* **GIVEN TASK**
From the listing below, extract each line containing the string "double".

.....

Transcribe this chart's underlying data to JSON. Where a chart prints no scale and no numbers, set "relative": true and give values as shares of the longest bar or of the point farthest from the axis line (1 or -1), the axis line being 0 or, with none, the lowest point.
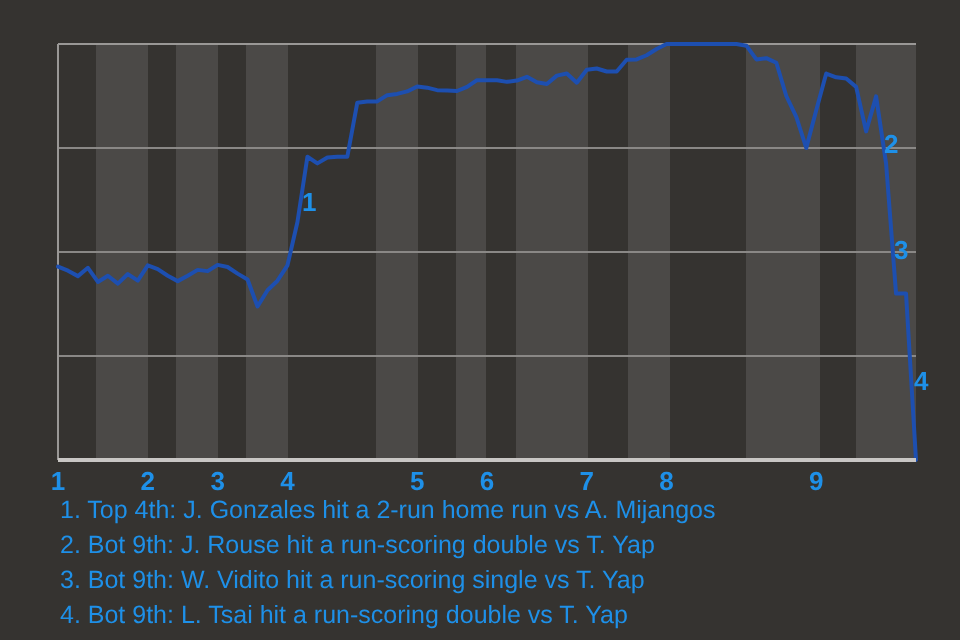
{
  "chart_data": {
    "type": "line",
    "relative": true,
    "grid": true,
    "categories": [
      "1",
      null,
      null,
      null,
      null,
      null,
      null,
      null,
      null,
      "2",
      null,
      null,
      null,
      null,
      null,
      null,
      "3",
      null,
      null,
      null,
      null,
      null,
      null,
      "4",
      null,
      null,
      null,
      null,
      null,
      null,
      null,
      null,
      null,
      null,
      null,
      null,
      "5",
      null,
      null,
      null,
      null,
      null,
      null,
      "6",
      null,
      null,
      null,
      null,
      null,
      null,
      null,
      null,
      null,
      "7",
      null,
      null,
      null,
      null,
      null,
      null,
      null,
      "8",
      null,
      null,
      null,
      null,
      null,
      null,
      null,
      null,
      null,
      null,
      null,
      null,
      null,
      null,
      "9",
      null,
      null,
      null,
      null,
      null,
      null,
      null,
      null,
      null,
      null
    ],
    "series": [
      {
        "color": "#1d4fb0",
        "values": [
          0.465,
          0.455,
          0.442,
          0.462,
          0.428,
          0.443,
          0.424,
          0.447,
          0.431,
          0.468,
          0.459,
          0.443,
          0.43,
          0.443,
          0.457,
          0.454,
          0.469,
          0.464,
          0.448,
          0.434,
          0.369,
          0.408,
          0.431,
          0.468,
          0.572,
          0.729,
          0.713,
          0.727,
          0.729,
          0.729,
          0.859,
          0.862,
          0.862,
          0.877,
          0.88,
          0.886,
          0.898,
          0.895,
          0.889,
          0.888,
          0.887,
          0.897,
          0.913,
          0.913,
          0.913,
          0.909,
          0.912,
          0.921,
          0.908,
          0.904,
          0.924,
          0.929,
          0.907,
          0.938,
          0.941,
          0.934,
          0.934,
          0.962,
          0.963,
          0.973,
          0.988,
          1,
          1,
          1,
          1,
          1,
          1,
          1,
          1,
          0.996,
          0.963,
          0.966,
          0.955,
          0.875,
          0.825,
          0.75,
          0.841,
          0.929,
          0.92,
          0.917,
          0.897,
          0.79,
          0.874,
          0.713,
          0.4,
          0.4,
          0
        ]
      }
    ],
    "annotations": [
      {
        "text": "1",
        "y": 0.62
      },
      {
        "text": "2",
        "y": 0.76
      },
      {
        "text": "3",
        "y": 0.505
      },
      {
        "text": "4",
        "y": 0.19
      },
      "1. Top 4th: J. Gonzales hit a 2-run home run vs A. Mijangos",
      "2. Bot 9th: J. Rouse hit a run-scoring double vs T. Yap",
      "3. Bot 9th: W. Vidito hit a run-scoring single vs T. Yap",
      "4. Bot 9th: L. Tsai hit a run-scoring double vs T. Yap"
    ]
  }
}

.....

* **SOLUTION**
      "2. Bot 9th: J. Rouse hit a run-scoring double vs T. Yap",
      "4. Bot 9th: L. Tsai hit a run-scoring double vs T. Yap"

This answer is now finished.